Los libros que hemos leído nos han llevado a vivencias o a lugares que no habríamos podido conocer de ninguna otra manera. Los horizontes limitados de nuestras circunstancias vitales (y económicas) se hacen permeables y se someten a las leyes del espacio y el tiempo literario para trasladarnos por momentos a países lejanos o a islas remotas que, convertidos en espacios míticos y simbólicos, habitarán nuestra memoria lectora. Supongo que es una memoria personal e intransferible porque cada lector o lectora la construye atendiendo a sus propias lecturas y al modo en que ese libro le llegó en un determinado momento de su vida. Leer Las minas del rey Salomón a los 15 años no es lo mismo que leerlo a los 40, como tampoco es lo mismo leer Ítaca, de Cavafis, en la adolescencia que hacerlo en la edad madura.

Esta memoria lectora también arraiga en el momento y el lugar en que se leyó el libro: el sillón de casa, una tumbona en la piscina, una estación de autobuses o un metro atestado de gente que vuelve exhausta del trabajo. Es una memoria sensorial que también posee su propia ensoñación melancólica y temporal. Cuando se recorren con la mirada los títulos ordenados alfabéticamente en el e-book o la tablet o los estantes repletos de libros del salón, estos cuentan muchas cosas como, por ejemplo, con quién estuve o dónde o qué cosas ocurrieron en esos días. Yo tengo por costumbre hacer pequeñas anotaciones en las páginas con noticias ocurridas durante los días de lectura.

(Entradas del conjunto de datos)

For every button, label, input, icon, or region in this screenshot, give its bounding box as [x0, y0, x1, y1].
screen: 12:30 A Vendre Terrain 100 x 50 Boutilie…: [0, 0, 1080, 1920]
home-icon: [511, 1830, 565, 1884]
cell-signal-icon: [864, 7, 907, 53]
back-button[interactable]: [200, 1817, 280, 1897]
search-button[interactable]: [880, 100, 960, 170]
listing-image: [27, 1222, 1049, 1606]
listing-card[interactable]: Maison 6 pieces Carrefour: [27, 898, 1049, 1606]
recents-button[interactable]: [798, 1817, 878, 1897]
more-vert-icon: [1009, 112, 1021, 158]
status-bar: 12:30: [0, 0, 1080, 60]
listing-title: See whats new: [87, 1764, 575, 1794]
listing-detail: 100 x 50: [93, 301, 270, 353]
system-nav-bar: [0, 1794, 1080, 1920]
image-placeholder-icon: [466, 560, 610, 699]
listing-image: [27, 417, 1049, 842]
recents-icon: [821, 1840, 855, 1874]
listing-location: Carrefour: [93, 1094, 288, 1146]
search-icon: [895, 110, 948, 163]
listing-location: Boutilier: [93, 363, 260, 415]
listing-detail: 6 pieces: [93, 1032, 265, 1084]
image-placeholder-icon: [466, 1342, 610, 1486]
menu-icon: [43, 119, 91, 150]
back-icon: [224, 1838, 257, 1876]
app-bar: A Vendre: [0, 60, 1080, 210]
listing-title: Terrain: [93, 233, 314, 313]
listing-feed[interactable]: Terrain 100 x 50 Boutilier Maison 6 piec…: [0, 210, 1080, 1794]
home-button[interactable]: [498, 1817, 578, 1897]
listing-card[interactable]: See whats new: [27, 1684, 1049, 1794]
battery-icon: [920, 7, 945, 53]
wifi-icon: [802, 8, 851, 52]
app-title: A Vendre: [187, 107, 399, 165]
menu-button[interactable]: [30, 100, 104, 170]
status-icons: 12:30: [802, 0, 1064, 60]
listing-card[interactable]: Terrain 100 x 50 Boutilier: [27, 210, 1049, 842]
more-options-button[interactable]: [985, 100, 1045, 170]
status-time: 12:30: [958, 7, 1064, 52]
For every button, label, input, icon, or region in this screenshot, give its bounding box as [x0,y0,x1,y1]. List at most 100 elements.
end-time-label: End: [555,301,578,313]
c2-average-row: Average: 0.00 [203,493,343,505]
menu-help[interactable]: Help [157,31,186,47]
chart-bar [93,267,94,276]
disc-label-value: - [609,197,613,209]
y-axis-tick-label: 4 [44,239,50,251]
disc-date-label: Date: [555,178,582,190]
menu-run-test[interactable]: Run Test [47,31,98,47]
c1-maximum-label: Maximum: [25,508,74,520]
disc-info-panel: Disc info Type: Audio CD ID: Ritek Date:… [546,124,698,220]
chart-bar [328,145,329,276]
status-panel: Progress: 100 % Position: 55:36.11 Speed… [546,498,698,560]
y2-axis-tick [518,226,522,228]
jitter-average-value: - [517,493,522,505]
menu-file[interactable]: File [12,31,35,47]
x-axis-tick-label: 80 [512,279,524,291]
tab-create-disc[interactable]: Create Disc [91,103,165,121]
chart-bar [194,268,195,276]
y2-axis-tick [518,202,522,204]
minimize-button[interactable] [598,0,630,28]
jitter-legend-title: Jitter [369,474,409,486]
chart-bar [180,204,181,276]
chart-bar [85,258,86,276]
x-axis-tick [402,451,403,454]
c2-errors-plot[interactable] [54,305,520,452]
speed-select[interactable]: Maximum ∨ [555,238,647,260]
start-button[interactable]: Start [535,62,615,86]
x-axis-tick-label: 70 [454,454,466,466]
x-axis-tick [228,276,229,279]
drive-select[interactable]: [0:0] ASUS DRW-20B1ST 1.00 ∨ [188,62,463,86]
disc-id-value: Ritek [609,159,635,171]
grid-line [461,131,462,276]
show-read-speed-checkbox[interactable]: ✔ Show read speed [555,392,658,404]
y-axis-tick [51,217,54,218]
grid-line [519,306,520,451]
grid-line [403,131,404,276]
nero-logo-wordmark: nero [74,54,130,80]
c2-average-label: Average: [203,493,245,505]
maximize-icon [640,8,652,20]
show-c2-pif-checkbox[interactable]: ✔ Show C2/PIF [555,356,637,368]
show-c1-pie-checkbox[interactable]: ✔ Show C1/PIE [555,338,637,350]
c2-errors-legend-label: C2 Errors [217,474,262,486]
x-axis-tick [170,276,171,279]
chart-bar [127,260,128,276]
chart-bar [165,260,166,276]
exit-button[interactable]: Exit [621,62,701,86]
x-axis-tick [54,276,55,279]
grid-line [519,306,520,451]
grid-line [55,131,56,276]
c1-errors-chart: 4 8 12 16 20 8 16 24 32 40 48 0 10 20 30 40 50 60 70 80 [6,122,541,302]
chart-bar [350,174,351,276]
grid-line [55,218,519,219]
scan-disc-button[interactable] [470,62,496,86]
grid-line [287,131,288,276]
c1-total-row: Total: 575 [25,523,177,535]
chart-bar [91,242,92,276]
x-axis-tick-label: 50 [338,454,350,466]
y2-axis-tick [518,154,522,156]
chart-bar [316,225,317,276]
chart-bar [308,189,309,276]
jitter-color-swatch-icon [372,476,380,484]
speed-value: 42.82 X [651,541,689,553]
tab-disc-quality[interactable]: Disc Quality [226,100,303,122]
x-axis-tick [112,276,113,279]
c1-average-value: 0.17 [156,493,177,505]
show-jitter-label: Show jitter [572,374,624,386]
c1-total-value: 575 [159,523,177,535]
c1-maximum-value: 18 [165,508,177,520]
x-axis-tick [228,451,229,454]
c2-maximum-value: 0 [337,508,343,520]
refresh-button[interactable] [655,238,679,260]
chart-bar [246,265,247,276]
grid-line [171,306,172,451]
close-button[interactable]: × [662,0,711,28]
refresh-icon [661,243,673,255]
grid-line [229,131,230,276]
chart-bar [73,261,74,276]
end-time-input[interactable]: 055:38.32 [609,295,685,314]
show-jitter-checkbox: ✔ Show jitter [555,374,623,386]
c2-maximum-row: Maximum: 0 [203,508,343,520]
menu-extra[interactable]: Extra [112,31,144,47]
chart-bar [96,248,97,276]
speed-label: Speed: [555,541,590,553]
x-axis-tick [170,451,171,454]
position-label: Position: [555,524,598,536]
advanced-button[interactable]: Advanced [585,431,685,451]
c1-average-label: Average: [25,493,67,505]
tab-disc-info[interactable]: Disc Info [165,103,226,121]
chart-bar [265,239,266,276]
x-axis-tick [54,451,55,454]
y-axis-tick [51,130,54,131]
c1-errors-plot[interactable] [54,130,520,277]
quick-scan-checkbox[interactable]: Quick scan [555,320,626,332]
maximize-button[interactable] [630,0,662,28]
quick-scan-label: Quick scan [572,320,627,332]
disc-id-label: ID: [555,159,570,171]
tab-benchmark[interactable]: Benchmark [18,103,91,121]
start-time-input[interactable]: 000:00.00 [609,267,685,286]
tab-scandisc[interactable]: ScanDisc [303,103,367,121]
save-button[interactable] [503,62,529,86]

__QUÉ HACER__.
A. Resume en dos oraciones el texto sobre la memoria lectora.
B. Prosigue el texto sobre la memoria lectora a partir de su última oración.

__RESPUESTAS POR PUNTO__.
A. Los libros leídos nos llevan a vivencias y lugares que no conoceríamos de otra manera, y con ellos se forma una memoria lectora personal e intransferible que depende de las lecturas de cada cual y del momento de la vida en que le llegó cada libro. Esa memoria también arraiga en el momento y el lugar de la lectura, y es una memoria sensorial con su propia ensoñación melancólica y temporal.

B.
Estas semanas atrás, de atosigante calor veraniego, mientras mi hijo y sus amigos jugaban en el parque y se mojaban con pistolas de agua, leí una novela corta que quisiera recomendarles: El credo de los suicidas, publicada por Editora Regional de Extremadura. La ha escrito Anabel Rodríguez, autora de las novelas Azaría (2015) y Perdedores (2020), y se plantea como una novela de intriga, noir, con el leitmotiv del suicido de fondo, como el título indica. Al leer esta novela he recordado las clases de teoría literaria y el concepto freudiano de unheimlich sobre el que el profesor nos insistía con un extravagante acento alemán. Dicho concepto podría traducirse como aquello que es extraño e inquietante dentro de la aparente normalidad o familiaridad de las cosas. El suicidio resulta una realidad que por su naturaleza sorpresiva e incomprensible deja a quienes lo sufren un rastro de dolor y cuestionamiento sin salida, y socialmente debe entenderse como síntoma del fracaso de una sociedad (de bienestar). Anabel Rodríguez, sin embargo, desplaza el punto de vista a quienes, por múltiples causas, no hallan otra solución y hace que dos personajes desconocidos, que se han cruzado por azar, entablen una relación violenta que deriva a un diálogo turbador e inesperado que conduce al lector por las sinuosas intrahistorias de cada uno y por la sospecha de que, quizá, el suicidio podría encarnar un doble fracaso, en su condición de acto no cumplido.

Leía esta novela en el parque y anoté en su contraportada la alta temperatura de este abril que se ha saltado el calendario primaveral, y me sorprendí mirando a mi alrededor, todos estos vecinos, padres, madres y abuelos que sufrían el rigor del calor bajo las hospitalarias sombras de los árboles. Y pensé en ese oscuro lugar de nuestras almas en que se depositan los dramas y las tribulaciones diarias que nos oprimen y que, como subrayaba histriónicamente mi profesor, es inquietante y estremecedor. El libro descansa ahora junto a las novelas negras de los estantes. Qué me susurrará en el futuro no lo sé, pero sí sé que esta novela está pidiendo ya una pieza teatral o un ajuste a guion cinematográfico.